Copy out every record precisely.

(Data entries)
(begin)
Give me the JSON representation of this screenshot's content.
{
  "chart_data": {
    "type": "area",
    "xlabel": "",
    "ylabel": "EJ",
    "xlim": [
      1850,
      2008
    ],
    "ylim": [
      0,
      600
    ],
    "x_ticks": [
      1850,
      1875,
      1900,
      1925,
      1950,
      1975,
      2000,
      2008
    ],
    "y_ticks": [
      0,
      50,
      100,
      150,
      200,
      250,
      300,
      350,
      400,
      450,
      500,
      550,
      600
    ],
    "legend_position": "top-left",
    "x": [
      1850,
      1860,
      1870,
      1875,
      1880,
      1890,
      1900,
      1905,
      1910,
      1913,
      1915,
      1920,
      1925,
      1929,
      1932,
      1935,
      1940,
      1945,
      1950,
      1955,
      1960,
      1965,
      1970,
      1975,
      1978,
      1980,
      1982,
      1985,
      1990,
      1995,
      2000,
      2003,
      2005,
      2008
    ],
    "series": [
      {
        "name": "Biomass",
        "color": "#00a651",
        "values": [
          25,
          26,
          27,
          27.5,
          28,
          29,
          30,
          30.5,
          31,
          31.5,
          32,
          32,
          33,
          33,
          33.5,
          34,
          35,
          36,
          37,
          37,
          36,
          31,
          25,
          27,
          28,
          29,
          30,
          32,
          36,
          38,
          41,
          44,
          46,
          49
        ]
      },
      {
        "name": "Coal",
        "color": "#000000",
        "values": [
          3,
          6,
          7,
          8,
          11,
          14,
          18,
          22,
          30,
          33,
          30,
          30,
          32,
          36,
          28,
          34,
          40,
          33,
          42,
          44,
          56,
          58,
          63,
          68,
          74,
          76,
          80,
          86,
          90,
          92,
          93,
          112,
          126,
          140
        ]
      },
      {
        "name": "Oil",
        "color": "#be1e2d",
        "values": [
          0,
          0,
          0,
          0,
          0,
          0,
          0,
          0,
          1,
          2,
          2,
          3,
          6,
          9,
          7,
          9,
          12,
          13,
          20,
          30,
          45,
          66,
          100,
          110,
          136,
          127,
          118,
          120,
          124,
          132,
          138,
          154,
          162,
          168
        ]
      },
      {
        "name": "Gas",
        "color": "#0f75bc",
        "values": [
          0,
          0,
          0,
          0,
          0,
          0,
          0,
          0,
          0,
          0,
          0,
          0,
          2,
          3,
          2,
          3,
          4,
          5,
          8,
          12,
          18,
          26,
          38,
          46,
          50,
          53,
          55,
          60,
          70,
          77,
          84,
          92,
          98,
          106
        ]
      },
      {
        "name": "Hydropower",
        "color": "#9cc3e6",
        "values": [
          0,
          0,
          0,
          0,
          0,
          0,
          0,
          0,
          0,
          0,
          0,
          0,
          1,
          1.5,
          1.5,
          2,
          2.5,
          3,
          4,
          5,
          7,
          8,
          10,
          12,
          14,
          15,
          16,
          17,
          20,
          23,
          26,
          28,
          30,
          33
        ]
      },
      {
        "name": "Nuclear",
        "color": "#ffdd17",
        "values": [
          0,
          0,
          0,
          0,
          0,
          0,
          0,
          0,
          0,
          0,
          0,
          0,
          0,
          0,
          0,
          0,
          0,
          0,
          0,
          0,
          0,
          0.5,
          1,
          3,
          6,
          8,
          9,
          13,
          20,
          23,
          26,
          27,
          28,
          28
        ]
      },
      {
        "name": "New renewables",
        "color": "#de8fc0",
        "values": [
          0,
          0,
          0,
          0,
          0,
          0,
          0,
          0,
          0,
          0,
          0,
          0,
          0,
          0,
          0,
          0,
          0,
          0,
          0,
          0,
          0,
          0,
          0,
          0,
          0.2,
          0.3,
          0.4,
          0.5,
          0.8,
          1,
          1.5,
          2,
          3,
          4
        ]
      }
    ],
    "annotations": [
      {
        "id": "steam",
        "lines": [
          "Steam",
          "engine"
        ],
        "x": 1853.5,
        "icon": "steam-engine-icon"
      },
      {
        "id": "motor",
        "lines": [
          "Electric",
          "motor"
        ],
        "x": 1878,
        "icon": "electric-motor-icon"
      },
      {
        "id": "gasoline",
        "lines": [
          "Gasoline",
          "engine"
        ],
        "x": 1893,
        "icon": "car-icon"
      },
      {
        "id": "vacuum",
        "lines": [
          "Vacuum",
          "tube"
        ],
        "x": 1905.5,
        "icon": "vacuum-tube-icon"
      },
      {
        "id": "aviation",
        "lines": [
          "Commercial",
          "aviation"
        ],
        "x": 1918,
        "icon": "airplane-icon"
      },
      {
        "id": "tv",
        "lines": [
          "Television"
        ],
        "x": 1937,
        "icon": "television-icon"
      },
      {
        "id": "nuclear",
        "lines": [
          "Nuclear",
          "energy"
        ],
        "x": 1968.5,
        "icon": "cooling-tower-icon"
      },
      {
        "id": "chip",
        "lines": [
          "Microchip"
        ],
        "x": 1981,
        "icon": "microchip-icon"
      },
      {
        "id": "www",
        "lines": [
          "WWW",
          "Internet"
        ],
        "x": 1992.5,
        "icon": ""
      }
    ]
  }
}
(end)
# Task answer:
Give me the JSON representation of this screenshot's content.
{
  "chart_data": {
    "type": "area",
    "xlabel": "",
    "ylabel": "EJ",
    "xlim": [
      1850,
      2008
    ],
    "ylim": [
      0,
      600
    ],
    "x_ticks": [
      1850,
      1875,
      1900,
      1925,
      1950,
      1975,
      2000,
      2008
    ],
    "y_ticks": [
      0,
      50,
      100,
      150,
      200,
      250,
      300,
      350,
      400,
      450,
      500,
      550,
      600
    ],
    "legend_position": "top-left",
    "x": [
      1850,
      1860,
      1870,
      1875,
      1880,
      1890,
      1900,
      1905,
      1910,
      1913,
      1915,
      1920,
      1925,
      1929,
      1932,
      1935,
      1940,
      1945,
      1950,
      1955,
      1960,
      1965,
      1970,
      1975,
      1978,
      1980,
      1982,
      1985,
      1990,
      1995,
      2000,
      2003,
      2005,
      2008
    ],
    "series": [
      {
        "name": "Biomass",
        "color": "#00a651",
        "values": [
          25,
          26,
          27,
          27.5,
          28,
          29,
          30,
          30.5,
          31,
          31.5,
          32,
          32,
          33,
          33,
          33.5,
          34,
          35,
          36,
          37,
          37,
          36,
          31,
          25,
          27,
          28,
          29,
          30,
          32,
          36,
          38,
          41,
          44,
          46,
          49
        ]
      },
      {
        "name": "Coal",
        "color": "#000000",
        "values": [
          3,
          6,
          7,
          8,
          11,
          14,
          18,
          22,
          30,
          33,
          30,
          30,
          32,
          36,
          28,
          34,
          40,
          33,
          42,
          44,
          56,
          58,
          63,
          68,
          74,
          76,
          80,
          86,
          90,
          92,
          93,
          112,
          126,
          140
        ]
      },
      {
        "name": "Oil",
        "color": "#be1e2d",
        "values": [
          0,
          0,
          0,
          0,
          0,
          0,
          0,
          0,
          1,
          2,
          2,
          3,
          6,
          9,
          7,
          9,
          12,
          13,
          20,
          30,
          45,
          66,
          100,
          110,
          136,
          127,
          118,
          120,
          124,
          132,
          138,
          154,
          162,
          168
        ]
      },
      {
        "name": "Gas",
        "color": "#0f75bc",
        "values": [
          0,
          0,
          0,
          0,
          0,
          0,
          0,
          0,
          0,
          0,
          0,
          0,
          2,
          3,
          2,
          3,
          4,
          5,
          8,
          12,
          18,
          26,
          38,
          46,
          50,
          53,
          55,
          60,
          70,
          77,
          84,
          92,
          98,
          106
        ]
      },
      {
        "name": "Hydropower",
        "color": "#9cc3e6",
        "values": [
          0,
          0,
          0,
          0,
          0,
          0,
          0,
          0,
          0,
          0,
          0,
          0,
          1,
          1.5,
          1.5,
          2,
          2.5,
          3,
          4,
          5,
          7,
          8,
          10,
          12,
          14,
          15,
          16,
          17,
          20,
          23,
          26,
          28,
          30,
          33
        ]
      },
      {
        "name": "Nuclear",
        "color": "#ffdd17",
        "values": [
          0,
          0,
          0,
          0,
          0,
          0,
          0,
          0,
          0,
          0,
          0,
          0,
          0,
          0,
          0,
          0,
          0,
          0,
          0,
          0,
          0,
          0.5,
          1,
          3,
          6,
          8,
          9,
          13,
          20,
          23,
          26,
          27,
          28,
          28
        ]
      },
      {
        "name": "New renewables",
        "color": "#de8fc0",
        "values": [
          0,
          0,
          0,
          0,
          0,
          0,
          0,
          0,
          0,
          0,
          0,
          0,
          0,
          0,
          0,
          0,
          0,
          0,
          0,
          0,
          0,
          0,
          0,
          0,
          0.2,
          0.3,
          0.4,
          0.5,
          0.8,
          1,
          1.5,
          2,
          3,
          4
        ]
      }
    ],
    "annotations": [
      {
        "id": "steam",
        "lines": [
          "Steam",
          "engine"
        ],
        "x": 1853.5,
        "icon": "steam-engine-icon"
      },
      {
        "id": "motor",
        "lines": [
          "Electric",
          "motor"
        ],
        "x": 1878,
        "icon": "electric-motor-icon"
      },
      {
        "id": "gasoline",
        "lines": [
          "Gasoline",
          "engine"
        ],
        "x": 1893,
        "icon": "car-icon"
      },
      {
        "id": "vacuum",
        "lines": [
          "Vacuum",
          "tube"
        ],
        "x": 1905.5,
        "icon": "vacuum-tube-icon"
      },
      {
        "id": "aviation",
        "lines": [
          "Commercial",
          "aviation"
        ],
        "x": 1918,
        "icon": "airplane-icon"
      },
      {
        "id": "tv",
        "lines": [
          "Television"
        ],
        "x": 1937,
        "icon": "television-icon"
      },
      {
        "id": "nuclear",
        "lines": [
          "Nuclear",
          "energy"
        ],
        "x": 1968.5,
        "icon": "cooling-tower-icon"
      },
      {
        "id": "chip",
        "lines": [
          "Microchip"
        ],
        "x": 1981,
        "icon": "microchip-icon"
      },
      {
        "id": "www",
        "lines": [
          "WWW",
          "Internet"
        ],
        "x": 1992.5,
        "icon": ""
      }
    ]
  }
}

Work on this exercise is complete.